Stored data entries
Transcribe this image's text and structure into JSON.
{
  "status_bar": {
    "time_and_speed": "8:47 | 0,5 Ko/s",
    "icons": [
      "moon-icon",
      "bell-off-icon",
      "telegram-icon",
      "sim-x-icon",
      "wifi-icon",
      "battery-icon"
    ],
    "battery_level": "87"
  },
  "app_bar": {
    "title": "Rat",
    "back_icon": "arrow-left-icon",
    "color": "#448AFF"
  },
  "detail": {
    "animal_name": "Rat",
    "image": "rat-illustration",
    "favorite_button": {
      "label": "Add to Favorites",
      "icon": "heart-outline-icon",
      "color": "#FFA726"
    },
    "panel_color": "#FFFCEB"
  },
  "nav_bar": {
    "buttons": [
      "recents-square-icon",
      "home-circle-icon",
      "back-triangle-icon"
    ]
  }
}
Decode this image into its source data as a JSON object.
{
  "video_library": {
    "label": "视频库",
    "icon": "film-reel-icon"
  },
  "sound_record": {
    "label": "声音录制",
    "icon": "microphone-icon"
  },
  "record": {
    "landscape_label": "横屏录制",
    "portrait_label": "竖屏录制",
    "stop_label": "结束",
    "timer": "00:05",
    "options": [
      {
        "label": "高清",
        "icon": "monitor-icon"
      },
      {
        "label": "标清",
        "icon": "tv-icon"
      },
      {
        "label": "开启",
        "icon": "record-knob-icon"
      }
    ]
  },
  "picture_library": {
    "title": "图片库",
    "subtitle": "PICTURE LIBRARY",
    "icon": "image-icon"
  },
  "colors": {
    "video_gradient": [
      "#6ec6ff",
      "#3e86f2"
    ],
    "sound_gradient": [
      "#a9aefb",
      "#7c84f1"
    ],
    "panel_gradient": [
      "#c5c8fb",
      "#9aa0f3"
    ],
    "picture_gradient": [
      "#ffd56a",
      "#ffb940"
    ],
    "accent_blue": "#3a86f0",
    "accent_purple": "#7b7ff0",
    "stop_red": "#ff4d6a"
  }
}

--

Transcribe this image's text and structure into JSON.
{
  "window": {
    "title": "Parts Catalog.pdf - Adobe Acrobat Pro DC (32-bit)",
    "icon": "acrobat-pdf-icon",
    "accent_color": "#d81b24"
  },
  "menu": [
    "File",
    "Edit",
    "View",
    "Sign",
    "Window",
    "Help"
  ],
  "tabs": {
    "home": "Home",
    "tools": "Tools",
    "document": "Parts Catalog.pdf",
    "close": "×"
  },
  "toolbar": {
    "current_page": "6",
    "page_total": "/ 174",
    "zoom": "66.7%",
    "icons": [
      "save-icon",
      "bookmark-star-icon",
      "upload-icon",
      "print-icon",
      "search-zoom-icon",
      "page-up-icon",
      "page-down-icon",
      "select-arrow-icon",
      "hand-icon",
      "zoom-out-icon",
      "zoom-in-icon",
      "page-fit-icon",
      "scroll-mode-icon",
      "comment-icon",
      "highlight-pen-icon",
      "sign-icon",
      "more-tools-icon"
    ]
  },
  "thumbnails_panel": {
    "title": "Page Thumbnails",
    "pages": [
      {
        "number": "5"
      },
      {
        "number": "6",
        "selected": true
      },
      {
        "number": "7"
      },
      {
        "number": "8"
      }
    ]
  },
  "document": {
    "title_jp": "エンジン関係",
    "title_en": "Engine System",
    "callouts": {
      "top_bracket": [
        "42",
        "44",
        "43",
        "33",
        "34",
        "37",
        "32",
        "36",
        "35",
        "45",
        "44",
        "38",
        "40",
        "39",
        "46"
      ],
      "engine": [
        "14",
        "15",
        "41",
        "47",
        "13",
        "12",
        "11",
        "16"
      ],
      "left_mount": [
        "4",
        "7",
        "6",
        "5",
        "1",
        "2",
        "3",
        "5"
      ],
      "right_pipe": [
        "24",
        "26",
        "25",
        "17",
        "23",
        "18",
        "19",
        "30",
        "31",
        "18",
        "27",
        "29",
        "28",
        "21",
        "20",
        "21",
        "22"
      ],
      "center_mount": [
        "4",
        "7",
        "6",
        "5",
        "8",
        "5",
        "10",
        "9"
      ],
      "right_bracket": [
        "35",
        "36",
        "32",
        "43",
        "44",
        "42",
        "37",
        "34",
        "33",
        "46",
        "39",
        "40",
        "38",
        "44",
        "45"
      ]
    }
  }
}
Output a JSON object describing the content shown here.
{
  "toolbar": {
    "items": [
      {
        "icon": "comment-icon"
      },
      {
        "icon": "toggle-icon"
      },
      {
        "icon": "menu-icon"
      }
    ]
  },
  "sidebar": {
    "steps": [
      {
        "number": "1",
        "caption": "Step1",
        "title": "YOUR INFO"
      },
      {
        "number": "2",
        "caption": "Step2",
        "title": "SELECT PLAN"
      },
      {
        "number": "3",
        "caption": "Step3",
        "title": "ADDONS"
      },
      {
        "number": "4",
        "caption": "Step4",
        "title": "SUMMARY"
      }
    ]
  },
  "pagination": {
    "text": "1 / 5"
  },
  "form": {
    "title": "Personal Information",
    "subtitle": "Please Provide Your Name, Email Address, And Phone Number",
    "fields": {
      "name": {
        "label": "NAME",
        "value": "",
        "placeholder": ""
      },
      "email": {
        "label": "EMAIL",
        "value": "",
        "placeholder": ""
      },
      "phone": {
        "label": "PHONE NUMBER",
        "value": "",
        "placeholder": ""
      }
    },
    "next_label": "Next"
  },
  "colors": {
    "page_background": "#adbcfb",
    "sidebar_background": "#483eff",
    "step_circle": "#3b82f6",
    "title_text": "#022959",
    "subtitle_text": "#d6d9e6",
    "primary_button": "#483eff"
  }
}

---

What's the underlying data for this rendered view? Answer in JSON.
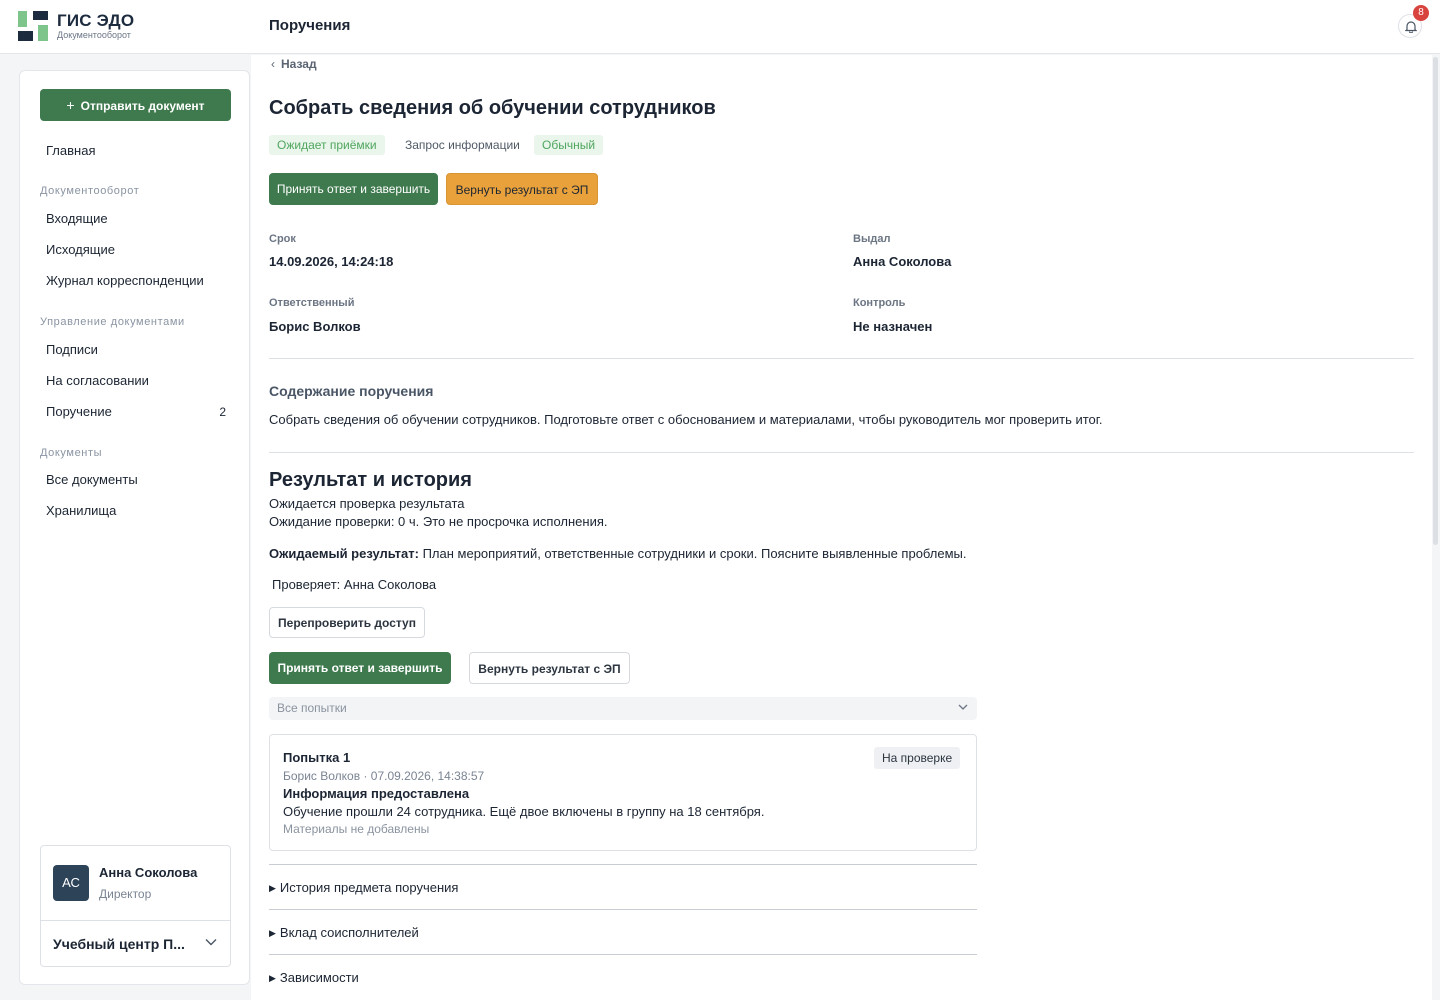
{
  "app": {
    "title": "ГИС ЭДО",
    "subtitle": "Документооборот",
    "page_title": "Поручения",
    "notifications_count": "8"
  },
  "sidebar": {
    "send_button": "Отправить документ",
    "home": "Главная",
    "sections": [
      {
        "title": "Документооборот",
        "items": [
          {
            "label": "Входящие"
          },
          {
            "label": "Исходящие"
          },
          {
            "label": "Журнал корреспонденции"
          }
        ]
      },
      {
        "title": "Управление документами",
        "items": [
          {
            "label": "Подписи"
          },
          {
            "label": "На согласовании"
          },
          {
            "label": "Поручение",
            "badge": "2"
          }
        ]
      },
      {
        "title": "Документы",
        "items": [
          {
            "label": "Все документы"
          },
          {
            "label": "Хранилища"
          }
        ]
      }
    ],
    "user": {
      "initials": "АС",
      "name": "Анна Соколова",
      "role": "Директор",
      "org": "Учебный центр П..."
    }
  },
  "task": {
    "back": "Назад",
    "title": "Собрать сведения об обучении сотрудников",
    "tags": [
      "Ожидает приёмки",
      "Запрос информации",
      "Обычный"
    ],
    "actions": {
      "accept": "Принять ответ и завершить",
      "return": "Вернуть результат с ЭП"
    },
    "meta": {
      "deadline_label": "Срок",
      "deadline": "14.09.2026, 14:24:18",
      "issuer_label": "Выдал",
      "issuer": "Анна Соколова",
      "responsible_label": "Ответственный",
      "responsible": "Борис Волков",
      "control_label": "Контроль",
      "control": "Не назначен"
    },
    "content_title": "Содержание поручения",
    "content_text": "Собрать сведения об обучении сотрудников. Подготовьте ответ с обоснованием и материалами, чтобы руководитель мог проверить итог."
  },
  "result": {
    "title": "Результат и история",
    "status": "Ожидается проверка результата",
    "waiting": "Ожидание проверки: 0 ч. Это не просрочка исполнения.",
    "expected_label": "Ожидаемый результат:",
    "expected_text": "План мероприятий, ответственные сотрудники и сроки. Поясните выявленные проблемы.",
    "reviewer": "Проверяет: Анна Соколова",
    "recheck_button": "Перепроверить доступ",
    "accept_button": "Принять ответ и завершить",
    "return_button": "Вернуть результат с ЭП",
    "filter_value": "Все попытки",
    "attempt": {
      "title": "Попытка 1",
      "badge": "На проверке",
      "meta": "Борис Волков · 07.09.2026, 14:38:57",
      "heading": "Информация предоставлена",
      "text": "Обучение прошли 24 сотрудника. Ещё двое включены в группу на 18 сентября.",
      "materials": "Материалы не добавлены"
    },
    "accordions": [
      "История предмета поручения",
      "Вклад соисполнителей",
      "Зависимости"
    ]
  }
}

→ Request: Copy every line of the listing where the word "image" appears.

→ Output for this exercise:
Transcribe this image's text and structure into JSON.
    "image": "rat-illustration",
Decode this image into its source data as a JSON object.
    "icon": "image-icon"
Transcribe this image's text and structure into JSON.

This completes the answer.